Data shown:
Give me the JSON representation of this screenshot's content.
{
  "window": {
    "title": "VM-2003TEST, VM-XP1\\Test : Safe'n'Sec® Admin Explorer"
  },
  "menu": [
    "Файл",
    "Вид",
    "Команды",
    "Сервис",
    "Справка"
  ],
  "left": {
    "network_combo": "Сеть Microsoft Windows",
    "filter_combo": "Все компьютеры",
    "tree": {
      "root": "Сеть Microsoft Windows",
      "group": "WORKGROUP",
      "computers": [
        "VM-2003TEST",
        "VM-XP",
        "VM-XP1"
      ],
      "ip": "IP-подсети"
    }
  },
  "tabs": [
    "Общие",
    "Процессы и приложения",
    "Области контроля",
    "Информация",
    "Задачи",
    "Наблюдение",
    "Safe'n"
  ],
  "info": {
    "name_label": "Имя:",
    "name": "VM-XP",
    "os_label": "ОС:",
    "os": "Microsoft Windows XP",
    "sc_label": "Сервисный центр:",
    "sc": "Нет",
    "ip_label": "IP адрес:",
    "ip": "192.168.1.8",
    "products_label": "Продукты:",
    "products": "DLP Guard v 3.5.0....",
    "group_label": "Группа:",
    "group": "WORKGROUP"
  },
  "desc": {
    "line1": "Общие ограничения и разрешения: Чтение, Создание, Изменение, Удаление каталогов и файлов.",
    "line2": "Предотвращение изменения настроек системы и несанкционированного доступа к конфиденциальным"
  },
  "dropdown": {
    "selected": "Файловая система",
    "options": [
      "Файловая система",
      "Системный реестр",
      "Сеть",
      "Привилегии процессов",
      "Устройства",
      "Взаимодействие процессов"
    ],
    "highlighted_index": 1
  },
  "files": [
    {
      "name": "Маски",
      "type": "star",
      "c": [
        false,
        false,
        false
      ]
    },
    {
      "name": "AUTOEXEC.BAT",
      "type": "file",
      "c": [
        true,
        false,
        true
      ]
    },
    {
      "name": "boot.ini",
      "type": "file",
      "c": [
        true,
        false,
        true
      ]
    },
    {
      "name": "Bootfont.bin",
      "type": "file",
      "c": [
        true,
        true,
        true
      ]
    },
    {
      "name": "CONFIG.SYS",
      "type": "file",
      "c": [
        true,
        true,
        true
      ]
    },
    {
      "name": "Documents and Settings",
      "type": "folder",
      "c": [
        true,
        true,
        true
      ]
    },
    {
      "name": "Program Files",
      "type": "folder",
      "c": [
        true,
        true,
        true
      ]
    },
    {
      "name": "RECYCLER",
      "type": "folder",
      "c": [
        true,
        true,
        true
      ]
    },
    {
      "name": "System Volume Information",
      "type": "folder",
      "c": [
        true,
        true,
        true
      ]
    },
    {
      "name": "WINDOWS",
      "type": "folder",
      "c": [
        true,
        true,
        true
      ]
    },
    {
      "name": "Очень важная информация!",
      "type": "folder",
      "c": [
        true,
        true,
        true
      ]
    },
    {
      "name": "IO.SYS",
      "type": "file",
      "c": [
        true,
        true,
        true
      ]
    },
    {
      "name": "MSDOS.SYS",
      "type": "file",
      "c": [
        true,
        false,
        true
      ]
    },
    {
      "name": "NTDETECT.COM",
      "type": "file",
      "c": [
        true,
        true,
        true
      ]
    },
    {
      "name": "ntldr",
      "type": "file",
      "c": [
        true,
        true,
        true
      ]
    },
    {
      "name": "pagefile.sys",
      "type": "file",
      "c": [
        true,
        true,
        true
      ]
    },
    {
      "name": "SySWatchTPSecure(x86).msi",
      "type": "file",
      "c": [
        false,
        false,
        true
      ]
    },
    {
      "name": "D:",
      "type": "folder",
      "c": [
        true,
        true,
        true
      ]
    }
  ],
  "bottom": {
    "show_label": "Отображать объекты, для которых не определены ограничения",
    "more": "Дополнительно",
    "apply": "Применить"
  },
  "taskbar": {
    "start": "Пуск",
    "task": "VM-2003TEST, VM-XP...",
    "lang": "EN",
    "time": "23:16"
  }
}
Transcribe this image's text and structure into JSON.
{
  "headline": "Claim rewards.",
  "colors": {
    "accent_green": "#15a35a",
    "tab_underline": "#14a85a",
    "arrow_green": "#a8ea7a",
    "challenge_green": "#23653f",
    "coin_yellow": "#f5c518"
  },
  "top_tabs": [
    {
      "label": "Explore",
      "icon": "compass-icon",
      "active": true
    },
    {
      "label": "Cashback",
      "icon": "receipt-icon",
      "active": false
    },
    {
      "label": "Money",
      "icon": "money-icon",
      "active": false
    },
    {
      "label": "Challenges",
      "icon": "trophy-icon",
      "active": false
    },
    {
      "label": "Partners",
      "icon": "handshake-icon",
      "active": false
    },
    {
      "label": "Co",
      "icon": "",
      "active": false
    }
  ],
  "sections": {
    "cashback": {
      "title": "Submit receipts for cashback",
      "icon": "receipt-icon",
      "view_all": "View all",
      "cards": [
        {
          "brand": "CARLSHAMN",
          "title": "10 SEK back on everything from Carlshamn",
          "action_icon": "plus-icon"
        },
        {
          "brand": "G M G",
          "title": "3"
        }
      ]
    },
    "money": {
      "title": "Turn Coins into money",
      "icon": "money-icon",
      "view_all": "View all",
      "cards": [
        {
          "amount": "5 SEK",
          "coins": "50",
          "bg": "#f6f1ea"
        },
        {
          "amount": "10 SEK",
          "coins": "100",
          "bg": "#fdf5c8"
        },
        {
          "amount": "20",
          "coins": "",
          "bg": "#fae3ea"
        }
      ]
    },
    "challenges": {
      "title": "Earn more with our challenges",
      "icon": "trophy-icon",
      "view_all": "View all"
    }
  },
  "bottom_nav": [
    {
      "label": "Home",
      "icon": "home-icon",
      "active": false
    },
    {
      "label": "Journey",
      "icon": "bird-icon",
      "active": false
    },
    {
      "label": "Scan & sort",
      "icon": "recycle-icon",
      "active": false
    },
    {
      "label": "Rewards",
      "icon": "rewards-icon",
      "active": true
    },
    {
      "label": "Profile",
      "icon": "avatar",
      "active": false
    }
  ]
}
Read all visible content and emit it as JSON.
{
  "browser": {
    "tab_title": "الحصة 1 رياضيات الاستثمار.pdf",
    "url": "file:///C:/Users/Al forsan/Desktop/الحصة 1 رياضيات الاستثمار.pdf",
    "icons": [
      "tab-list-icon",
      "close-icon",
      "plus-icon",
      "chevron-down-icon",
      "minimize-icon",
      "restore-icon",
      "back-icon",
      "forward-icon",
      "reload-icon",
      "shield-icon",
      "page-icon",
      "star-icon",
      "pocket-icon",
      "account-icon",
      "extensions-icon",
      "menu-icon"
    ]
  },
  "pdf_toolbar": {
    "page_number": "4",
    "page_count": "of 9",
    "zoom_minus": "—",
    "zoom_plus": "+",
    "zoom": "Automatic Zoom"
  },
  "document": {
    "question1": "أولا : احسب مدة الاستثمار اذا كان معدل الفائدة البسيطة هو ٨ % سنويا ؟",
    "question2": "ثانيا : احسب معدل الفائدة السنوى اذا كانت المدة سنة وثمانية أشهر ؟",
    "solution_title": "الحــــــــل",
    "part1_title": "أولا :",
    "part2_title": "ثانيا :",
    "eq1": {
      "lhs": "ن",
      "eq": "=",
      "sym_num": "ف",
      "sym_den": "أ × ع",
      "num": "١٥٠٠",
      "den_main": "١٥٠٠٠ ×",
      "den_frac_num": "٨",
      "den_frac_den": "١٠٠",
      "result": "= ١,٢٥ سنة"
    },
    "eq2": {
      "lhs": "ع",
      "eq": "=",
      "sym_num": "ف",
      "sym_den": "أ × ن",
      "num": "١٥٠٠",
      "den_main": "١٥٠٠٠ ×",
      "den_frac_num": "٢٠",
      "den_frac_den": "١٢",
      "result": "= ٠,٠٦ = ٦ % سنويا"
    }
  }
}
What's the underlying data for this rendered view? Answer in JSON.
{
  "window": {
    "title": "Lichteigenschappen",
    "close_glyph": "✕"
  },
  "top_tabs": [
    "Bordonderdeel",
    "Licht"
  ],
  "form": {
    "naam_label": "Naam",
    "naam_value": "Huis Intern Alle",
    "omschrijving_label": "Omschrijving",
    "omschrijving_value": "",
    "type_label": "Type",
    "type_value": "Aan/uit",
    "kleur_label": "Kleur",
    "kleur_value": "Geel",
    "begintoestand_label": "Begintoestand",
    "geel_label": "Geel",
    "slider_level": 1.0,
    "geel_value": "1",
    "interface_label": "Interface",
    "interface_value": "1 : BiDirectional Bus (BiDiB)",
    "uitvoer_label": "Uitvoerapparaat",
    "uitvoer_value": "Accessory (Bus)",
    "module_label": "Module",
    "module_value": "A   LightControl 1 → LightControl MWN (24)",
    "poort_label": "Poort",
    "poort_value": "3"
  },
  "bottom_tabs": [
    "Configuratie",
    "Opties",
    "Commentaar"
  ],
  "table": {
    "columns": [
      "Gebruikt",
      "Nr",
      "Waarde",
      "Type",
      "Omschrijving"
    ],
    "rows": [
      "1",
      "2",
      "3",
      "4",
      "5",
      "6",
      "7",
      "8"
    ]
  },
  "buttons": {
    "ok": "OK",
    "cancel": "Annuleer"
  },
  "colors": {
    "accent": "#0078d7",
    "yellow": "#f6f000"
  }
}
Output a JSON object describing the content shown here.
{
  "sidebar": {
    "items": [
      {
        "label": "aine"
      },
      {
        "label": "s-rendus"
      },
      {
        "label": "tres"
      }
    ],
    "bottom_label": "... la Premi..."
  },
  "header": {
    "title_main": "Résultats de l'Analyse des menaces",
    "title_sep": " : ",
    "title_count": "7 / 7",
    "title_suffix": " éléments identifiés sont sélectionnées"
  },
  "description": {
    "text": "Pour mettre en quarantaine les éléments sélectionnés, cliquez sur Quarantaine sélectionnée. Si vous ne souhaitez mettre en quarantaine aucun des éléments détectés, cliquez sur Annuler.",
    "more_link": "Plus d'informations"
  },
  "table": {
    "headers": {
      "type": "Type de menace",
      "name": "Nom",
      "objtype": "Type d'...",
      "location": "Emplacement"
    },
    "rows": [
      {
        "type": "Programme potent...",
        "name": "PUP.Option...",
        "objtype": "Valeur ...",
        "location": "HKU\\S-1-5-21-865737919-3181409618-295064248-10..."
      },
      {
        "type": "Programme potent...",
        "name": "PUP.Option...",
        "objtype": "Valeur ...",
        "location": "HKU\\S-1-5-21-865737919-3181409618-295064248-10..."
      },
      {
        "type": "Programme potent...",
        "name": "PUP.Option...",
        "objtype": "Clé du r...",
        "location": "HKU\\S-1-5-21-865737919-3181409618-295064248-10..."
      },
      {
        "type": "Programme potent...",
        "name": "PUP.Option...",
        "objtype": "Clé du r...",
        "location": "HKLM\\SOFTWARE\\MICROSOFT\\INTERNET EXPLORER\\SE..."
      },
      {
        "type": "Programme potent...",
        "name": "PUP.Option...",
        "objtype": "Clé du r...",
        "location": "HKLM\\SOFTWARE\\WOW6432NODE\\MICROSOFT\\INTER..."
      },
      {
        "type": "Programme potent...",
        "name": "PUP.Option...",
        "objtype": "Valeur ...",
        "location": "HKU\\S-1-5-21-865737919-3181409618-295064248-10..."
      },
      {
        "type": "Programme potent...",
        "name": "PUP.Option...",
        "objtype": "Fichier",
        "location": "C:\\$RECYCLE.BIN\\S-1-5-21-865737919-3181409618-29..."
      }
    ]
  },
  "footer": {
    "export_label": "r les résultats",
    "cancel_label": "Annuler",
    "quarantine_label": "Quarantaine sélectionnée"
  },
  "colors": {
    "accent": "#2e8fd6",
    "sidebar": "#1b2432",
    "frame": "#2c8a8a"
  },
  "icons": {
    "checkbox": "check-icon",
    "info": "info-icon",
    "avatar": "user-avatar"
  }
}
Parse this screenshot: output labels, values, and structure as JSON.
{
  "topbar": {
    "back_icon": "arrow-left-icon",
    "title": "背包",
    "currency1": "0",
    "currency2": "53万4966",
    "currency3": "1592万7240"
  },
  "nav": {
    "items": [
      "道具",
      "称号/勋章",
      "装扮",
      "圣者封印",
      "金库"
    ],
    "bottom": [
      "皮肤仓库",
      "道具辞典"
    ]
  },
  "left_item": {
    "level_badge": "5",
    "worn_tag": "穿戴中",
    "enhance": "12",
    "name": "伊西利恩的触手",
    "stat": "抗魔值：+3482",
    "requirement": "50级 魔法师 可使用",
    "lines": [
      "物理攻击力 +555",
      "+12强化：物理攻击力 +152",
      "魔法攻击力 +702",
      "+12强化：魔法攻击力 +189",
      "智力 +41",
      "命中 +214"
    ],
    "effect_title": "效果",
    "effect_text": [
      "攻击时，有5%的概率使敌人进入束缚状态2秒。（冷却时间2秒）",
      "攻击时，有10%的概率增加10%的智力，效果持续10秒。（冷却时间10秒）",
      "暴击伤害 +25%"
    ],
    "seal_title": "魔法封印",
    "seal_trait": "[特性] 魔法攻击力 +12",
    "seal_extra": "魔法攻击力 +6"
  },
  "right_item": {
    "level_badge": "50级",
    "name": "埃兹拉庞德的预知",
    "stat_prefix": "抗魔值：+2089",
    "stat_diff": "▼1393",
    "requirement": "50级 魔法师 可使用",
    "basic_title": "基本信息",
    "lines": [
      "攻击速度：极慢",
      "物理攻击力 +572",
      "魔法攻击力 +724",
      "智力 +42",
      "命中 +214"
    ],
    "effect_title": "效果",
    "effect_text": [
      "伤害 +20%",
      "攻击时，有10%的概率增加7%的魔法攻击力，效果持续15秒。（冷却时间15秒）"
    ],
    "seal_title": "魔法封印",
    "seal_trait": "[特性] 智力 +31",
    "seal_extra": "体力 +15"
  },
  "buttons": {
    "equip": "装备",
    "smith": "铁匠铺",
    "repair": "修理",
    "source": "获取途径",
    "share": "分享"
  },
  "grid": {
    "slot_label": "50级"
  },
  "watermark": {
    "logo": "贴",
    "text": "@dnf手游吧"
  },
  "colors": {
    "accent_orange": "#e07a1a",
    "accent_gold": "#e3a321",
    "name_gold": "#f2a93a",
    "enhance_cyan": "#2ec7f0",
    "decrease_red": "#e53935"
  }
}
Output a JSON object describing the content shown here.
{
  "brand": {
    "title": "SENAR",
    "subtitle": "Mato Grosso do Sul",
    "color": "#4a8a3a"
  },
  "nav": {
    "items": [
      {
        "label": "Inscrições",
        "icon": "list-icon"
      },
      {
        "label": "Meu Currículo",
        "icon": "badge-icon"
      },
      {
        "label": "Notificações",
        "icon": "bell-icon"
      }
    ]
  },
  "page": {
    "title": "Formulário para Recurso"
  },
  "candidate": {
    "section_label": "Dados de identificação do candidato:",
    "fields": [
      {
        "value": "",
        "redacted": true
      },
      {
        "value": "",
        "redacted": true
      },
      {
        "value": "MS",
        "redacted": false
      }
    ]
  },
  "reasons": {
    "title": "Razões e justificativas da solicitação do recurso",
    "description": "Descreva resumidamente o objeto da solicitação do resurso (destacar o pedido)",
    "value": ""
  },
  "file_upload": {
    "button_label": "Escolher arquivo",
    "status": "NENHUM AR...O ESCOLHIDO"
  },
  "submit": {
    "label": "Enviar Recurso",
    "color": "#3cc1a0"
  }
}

Goal:
Report back each line of the entries that holds the string "احسب".

Response to this task:
    "question1": "أولا : احسب مدة الاستثمار اذا كان معدل الفائدة البسيطة هو ٨ % سنويا ؟",
    "question2": "ثانيا : احسب معدل الفائدة السنوى اذا كانت المدة سنة وثمانية أشهر ؟",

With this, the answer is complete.